- [What is expected]:
Word for word, print each line of the listing below; pictures stay out.

- [Exercise input]:
---

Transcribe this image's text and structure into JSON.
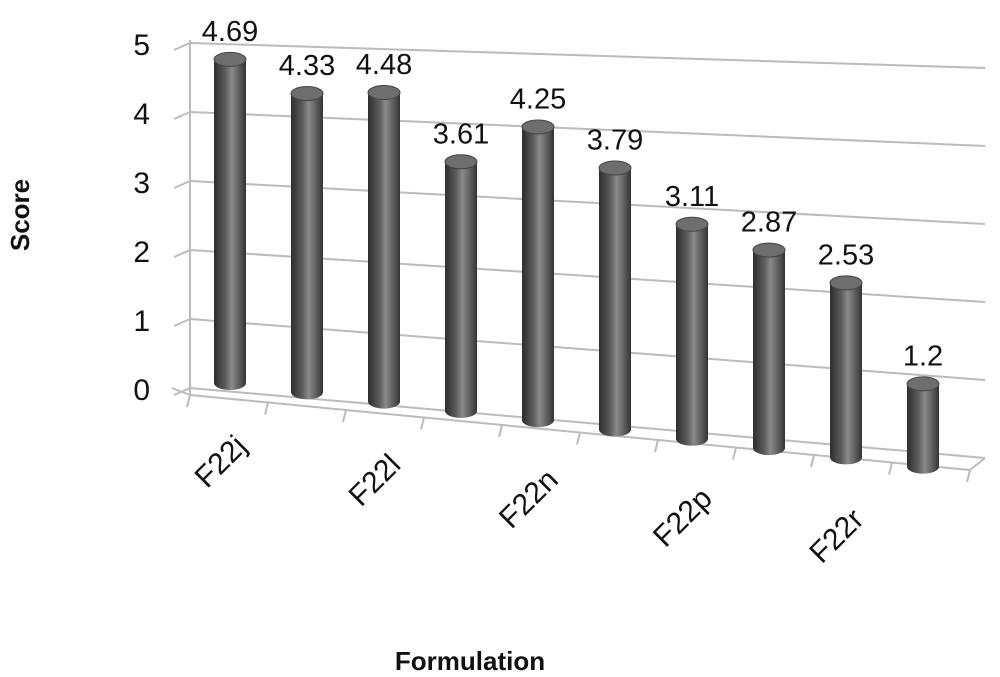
{
  "chart_data": {
    "type": "bar",
    "x_label": "Formulation",
    "y_label": "Score",
    "categories": [
      "F22j",
      null,
      "F22l",
      null,
      "F22n",
      null,
      "F22p",
      null,
      "F22r",
      null
    ],
    "values": [
      4.69,
      4.33,
      4.48,
      3.61,
      4.25,
      3.79,
      3.11,
      2.87,
      2.53,
      1.2
    ],
    "color": "#5c5c5c",
    "ylim": [
      0,
      5
    ],
    "yticks": [
      0,
      1,
      2,
      3,
      4,
      5
    ],
    "grid": true
  }
}
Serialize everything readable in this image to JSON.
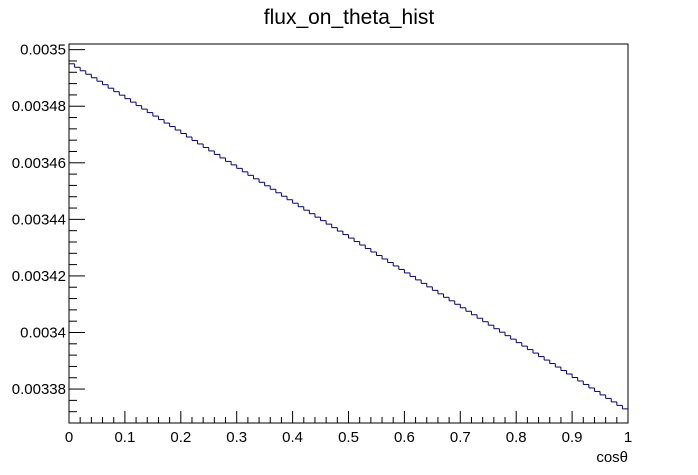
{
  "chart_data": {
    "type": "histogram",
    "title": "flux_on_theta_hist",
    "xlabel": "cosθ",
    "ylabel": "",
    "xlim": [
      0,
      1
    ],
    "ylim": [
      0.003368,
      0.003502
    ],
    "x_ticks": [
      "0",
      "0.1",
      "0.2",
      "0.3",
      "0.4",
      "0.5",
      "0.6",
      "0.7",
      "0.8",
      "0.9",
      "1"
    ],
    "y_ticks": [
      "0.00338",
      "0.0034",
      "0.00342",
      "0.00344",
      "0.00346",
      "0.00348",
      "0.0035"
    ],
    "x_tick_values": [
      0,
      0.1,
      0.2,
      0.3,
      0.4,
      0.5,
      0.6,
      0.7,
      0.8,
      0.9,
      1
    ],
    "y_tick_values": [
      0.00338,
      0.0034,
      0.00342,
      0.00344,
      0.00346,
      0.00348,
      0.0035
    ],
    "n_bins": 100,
    "bin_range": [
      0,
      1
    ],
    "first_bin_value": 0.003495,
    "last_bin_value": 0.003373,
    "grid": false,
    "legend": "none",
    "line_color": "#00007f"
  }
}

---

- [Problem solution]:
Transcribe this image's text and structure into JSON.
{
  "chart_data": {
    "type": "bar",
    "x_label": "Formulation",
    "y_label": "Score",
    "categories": [
      "F22j",
      null,
      "F22l",
      null,
      "F22n",
      null,
      "F22p",
      null,
      "F22r",
      null
    ],
    "values": [
      4.69,
      4.33,
      4.48,
      3.61,
      4.25,
      3.79,
      3.11,
      2.87,
      2.53,
      1.2
    ],
    "color": "#5c5c5c",
    "ylim": [
      0,
      5
    ],
    "yticks": [
      0,
      1,
      2,
      3,
      4,
      5
    ],
    "grid": true
  }
}
Serialize everything readable in this image to JSON.
{
  "chart_data": {
    "type": "histogram",
    "title": "flux_on_theta_hist",
    "xlabel": "cosθ",
    "ylabel": "",
    "xlim": [
      0,
      1
    ],
    "ylim": [
      0.003368,
      0.003502
    ],
    "x_ticks": [
      "0",
      "0.1",
      "0.2",
      "0.3",
      "0.4",
      "0.5",
      "0.6",
      "0.7",
      "0.8",
      "0.9",
      "1"
    ],
    "y_ticks": [
      "0.00338",
      "0.0034",
      "0.00342",
      "0.00344",
      "0.00346",
      "0.00348",
      "0.0035"
    ],
    "x_tick_values": [
      0,
      0.1,
      0.2,
      0.3,
      0.4,
      0.5,
      0.6,
      0.7,
      0.8,
      0.9,
      1
    ],
    "y_tick_values": [
      0.00338,
      0.0034,
      0.00342,
      0.00344,
      0.00346,
      0.00348,
      0.0035
    ],
    "n_bins": 100,
    "bin_range": [
      0,
      1
    ],
    "first_bin_value": 0.003495,
    "last_bin_value": 0.003373,
    "grid": false,
    "legend": "none",
    "line_color": "#00007f"
  }
}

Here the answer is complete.